■ Directive 1: Return the passage of the Jennifer's Body essay starting at "To begin, Diablo" and ending at "becomes apparent why.", copied word for word.

■ Source text:
“Satan is Our Only Hope:” Jennifer’s Body and Making Women's Sexuality A True Monster

The week of Halloween has finally arrived! But since our definition of the Halloween Season starts September first, (when the weather drops below 65 degrees and a leaf somewhere gets just the slightest tinge of not-green), Remy and I got together a few weeks ago to rewatch the 2009 movie Jennifer’s Body for more reasons than just the wonderful soundtrack. One of those reasons is because it is a masterpiece cobbled together with themes such as sexuality, feminine rage, and friendships that develop into lust. 

In case you happened to somehow miss the movie that is quickly becoming a cult classic, allow me to recap (spoilers abound, proceed with caution): 

To begin, Diablo Cody, the amazing human being who also brought us Juno and, most recently, Lisa Frankenstein, wrote this raunchy, gory rollercoaster ride that shaped some of my formative years. The movie opens with our leading lady Needy already in isolation, living life in some sort of institutionalized setting. This delightfully quirky protagonist is played by Amanda Seyfried- already well known to the audience of the early 2000s (“she once asked me how to spell orange”). Needy talks us through her existence in the same way that Nick Carroway talks us through his experience living next to Jay Gatsby—with a sort of detachment that can only come when someone has hardened from the inside out. Once we get into the story—a glorified flashback—it soon becomes apparent why. 

Her name is Jennifer, played by Meghan Fox way before MGK met her, and she is every mean girl you ever met: perfect hair, makeup looking like it’s straight off of a magazine page. She talks in pop culture references, uses words that shouldn’t make sense, and, somehow, they make sense coming from her. She’s also Needy’s best friend, and at first glance, it doesn’t make sense as to why. Needy wears big glasses (much like the kind I wear every day). Her hair is frizzy and haloed around her head. Her clothes aren’t the most in style. She fades into the background while Jennifer shines. Needy is spending time with her boyfriend (nice guy Chip with a tragically terrible haircut), but has to cut it short to spend time with Jennifer, because Jennifer all but commanded it. Chip is disappointed, annoyed. But Needy doesn’t seem to notice. Or if she does, she doesn’t care. Jennifer beckoned, and her priorities are clear. In the small town of Devil’s Hole (yes, someone named the town in their queer-coded horror movie about a succubus Devil’s hole), there isn’t much to do, but when Jennifer finds something, Needy can’t say no.

■ Records shown:
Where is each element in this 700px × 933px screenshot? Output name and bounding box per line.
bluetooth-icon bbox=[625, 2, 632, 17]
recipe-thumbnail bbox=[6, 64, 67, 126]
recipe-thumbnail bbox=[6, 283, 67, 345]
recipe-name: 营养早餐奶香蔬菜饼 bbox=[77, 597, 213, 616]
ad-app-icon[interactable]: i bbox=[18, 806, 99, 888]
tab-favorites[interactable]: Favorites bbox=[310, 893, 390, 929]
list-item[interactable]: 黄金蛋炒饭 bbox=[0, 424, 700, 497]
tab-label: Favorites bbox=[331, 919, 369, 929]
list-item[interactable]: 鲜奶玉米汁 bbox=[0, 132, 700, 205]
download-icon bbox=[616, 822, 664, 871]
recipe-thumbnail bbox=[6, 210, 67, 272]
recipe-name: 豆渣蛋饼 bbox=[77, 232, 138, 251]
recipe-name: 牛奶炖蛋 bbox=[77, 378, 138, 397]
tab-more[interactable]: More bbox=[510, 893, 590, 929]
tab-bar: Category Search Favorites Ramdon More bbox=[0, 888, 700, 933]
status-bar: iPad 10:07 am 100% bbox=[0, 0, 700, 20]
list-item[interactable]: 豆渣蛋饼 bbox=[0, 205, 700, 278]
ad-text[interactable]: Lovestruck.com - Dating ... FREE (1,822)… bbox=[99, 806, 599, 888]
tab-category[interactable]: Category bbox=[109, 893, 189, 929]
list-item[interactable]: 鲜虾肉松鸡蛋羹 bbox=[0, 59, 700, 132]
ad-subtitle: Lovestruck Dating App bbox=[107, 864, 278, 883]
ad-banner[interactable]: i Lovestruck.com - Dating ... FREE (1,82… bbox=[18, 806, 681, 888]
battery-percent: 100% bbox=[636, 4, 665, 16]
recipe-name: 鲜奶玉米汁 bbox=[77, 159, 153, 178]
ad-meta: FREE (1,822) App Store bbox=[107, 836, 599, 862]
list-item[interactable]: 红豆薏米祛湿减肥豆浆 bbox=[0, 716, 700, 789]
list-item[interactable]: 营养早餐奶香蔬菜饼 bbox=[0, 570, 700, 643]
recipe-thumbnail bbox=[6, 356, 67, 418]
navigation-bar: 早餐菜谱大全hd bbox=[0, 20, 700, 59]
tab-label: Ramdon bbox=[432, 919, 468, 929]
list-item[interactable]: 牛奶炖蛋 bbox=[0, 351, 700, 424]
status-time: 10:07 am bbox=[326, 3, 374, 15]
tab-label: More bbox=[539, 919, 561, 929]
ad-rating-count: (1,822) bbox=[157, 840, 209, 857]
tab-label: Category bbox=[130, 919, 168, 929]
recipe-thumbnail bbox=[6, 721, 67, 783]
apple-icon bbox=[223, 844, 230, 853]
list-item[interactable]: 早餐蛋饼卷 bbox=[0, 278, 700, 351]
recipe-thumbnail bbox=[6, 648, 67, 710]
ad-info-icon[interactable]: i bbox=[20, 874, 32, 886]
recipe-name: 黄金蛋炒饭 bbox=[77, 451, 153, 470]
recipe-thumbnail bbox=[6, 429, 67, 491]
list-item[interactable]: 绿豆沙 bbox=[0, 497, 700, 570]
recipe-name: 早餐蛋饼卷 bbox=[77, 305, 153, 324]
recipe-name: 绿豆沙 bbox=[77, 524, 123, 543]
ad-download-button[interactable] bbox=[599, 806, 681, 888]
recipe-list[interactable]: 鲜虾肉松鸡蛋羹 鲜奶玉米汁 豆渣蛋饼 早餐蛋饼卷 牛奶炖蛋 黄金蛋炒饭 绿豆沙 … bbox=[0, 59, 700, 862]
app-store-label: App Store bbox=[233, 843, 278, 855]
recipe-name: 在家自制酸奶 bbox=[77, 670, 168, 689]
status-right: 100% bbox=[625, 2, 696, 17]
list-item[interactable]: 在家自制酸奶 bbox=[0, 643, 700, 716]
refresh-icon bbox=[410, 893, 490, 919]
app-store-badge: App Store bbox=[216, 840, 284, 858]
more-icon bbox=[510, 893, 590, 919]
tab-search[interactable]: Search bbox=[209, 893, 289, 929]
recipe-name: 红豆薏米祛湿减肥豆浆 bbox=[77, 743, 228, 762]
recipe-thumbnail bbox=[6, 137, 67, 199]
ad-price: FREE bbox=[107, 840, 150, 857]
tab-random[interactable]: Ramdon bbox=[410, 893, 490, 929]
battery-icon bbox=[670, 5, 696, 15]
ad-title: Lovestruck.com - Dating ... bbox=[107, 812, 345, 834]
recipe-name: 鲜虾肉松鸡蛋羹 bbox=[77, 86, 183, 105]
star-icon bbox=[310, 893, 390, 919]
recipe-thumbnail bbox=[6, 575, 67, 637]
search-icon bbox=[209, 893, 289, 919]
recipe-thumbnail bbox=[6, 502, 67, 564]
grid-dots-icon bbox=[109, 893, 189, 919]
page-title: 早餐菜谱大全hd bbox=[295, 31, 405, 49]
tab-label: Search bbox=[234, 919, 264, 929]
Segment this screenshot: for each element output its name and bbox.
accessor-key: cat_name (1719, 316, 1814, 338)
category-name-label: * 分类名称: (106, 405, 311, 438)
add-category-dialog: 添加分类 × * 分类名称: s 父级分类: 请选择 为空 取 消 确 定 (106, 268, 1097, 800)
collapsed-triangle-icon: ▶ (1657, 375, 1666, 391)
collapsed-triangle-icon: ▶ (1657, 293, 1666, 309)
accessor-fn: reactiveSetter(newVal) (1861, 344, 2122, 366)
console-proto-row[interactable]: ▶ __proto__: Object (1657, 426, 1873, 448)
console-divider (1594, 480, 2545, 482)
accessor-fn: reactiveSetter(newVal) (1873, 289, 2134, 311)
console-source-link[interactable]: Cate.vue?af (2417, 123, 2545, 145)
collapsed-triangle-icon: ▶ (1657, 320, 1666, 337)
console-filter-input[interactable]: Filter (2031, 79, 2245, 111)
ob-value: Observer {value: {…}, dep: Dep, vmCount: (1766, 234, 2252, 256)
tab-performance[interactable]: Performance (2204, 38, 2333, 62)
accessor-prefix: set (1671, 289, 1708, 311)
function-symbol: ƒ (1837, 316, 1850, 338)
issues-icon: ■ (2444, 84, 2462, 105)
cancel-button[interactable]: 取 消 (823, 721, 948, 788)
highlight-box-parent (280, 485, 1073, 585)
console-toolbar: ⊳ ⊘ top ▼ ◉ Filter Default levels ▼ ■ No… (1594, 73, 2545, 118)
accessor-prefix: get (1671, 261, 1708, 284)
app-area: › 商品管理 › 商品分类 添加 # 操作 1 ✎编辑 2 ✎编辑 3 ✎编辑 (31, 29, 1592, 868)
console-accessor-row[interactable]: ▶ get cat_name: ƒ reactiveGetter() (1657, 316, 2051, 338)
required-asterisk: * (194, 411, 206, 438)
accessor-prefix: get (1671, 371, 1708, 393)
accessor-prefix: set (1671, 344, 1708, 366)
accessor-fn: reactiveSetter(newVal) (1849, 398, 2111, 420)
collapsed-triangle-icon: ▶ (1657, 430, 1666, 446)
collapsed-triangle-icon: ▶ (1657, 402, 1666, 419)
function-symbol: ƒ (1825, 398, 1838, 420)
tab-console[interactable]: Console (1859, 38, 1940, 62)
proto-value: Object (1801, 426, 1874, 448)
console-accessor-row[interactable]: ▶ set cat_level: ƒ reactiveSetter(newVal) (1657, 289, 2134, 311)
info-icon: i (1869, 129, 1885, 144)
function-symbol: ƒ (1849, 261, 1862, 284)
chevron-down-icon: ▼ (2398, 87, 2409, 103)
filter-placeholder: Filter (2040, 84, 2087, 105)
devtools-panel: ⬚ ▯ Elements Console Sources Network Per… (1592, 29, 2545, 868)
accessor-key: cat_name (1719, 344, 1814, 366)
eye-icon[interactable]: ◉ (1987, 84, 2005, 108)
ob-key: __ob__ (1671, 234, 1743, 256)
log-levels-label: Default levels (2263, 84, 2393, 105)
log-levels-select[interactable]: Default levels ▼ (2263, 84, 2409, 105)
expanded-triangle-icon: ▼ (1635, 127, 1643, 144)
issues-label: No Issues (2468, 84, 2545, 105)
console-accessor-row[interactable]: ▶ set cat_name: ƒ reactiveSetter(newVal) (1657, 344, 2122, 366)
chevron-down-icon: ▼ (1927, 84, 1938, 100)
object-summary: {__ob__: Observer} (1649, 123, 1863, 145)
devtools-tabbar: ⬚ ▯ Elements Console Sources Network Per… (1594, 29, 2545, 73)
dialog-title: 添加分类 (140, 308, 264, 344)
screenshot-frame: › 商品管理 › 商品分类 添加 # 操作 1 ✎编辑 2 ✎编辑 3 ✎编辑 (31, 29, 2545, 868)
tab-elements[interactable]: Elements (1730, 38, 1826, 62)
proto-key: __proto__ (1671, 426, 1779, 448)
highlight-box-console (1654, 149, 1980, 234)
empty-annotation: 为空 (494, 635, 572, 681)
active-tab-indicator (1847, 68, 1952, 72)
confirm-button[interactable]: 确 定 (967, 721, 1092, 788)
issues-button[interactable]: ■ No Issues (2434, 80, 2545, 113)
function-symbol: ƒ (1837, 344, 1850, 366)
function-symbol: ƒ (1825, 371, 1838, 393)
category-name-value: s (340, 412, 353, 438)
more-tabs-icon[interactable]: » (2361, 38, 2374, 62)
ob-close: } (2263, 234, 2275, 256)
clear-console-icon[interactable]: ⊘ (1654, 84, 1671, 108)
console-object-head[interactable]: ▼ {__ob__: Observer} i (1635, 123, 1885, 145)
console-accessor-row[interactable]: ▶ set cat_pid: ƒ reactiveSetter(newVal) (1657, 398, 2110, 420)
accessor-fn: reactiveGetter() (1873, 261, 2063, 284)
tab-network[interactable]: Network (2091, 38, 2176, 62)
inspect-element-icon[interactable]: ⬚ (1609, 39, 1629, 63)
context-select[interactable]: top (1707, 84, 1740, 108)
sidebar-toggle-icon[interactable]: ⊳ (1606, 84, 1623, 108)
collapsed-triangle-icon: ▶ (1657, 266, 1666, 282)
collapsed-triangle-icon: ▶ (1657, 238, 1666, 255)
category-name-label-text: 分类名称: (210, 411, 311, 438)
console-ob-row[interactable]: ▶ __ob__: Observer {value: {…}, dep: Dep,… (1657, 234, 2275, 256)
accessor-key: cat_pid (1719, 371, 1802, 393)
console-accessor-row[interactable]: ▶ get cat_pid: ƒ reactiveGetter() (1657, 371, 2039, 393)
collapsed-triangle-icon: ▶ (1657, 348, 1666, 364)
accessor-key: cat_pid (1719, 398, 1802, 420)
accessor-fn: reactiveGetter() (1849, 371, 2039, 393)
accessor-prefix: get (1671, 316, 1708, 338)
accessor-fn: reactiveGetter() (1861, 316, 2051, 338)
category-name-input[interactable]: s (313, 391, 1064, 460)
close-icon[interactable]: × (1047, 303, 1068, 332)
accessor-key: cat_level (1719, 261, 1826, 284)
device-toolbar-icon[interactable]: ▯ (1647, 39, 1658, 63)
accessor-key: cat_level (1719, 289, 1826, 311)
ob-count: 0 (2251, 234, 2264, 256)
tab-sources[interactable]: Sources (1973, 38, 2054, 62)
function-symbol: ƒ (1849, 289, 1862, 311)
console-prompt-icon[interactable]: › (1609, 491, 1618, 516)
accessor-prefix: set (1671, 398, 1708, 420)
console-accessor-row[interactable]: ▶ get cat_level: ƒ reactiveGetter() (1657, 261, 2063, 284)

■ Directive 2: Retype the lines of the listing starting at its first line and ending at the line containing "ad-subtitle: Lovestruck Dating", both included.

■ Task output 1:
To begin, Diablo Cody, the amazing human being who also brought us Juno and, most recently, Lisa Frankenstein, wrote this raunchy, gory rollercoaster ride that shaped some of my formative years. The movie opens with our leading lady Needy already in isolation, living life in some sort of institutionalized setting. This delightfully quirky protagonist is played by Amanda Seyfried- already well known to the audience of the early 2000s (“she once asked me how to spell orange”). Needy talks us through her existence in the same way that Nick Carroway talks us through his experience living next to Jay Gatsby—with a sort of detachment that can only come when someone has hardened from the inside out. Once we get into the story—a glorified flashback—it soon becomes apparent why.

■ Task output 2:
Where is each element in this 700px × 933px screenshot? Output name and bounding box per line.
bluetooth-icon bbox=[625, 2, 632, 17]
recipe-thumbnail bbox=[6, 64, 67, 126]
recipe-thumbnail bbox=[6, 283, 67, 345]
recipe-name: 营养早餐奶香蔬菜饼 bbox=[77, 597, 213, 616]
ad-app-icon[interactable]: i bbox=[18, 806, 99, 888]
tab-favorites[interactable]: Favorites bbox=[310, 893, 390, 929]
list-item[interactable]: 黄金蛋炒饭 bbox=[0, 424, 700, 497]
tab-label: Favorites bbox=[331, 919, 369, 929]
list-item[interactable]: 鲜奶玉米汁 bbox=[0, 132, 700, 205]
download-icon bbox=[616, 822, 664, 871]
recipe-thumbnail bbox=[6, 210, 67, 272]
recipe-name: 豆渣蛋饼 bbox=[77, 232, 138, 251]
recipe-name: 牛奶炖蛋 bbox=[77, 378, 138, 397]
tab-more[interactable]: More bbox=[510, 893, 590, 929]
tab-bar: Category Search Favorites Ramdon More bbox=[0, 888, 700, 933]
status-bar: iPad 10:07 am 100% bbox=[0, 0, 700, 20]
list-item[interactable]: 豆渣蛋饼 bbox=[0, 205, 700, 278]
ad-text[interactable]: Lovestruck.com - Dating ... FREE (1,822)… bbox=[99, 806, 599, 888]
tab-category[interactable]: Category bbox=[109, 893, 189, 929]
list-item[interactable]: 鲜虾肉松鸡蛋羹 bbox=[0, 59, 700, 132]
ad-subtitle: Lovestruck Dating App bbox=[107, 864, 278, 883]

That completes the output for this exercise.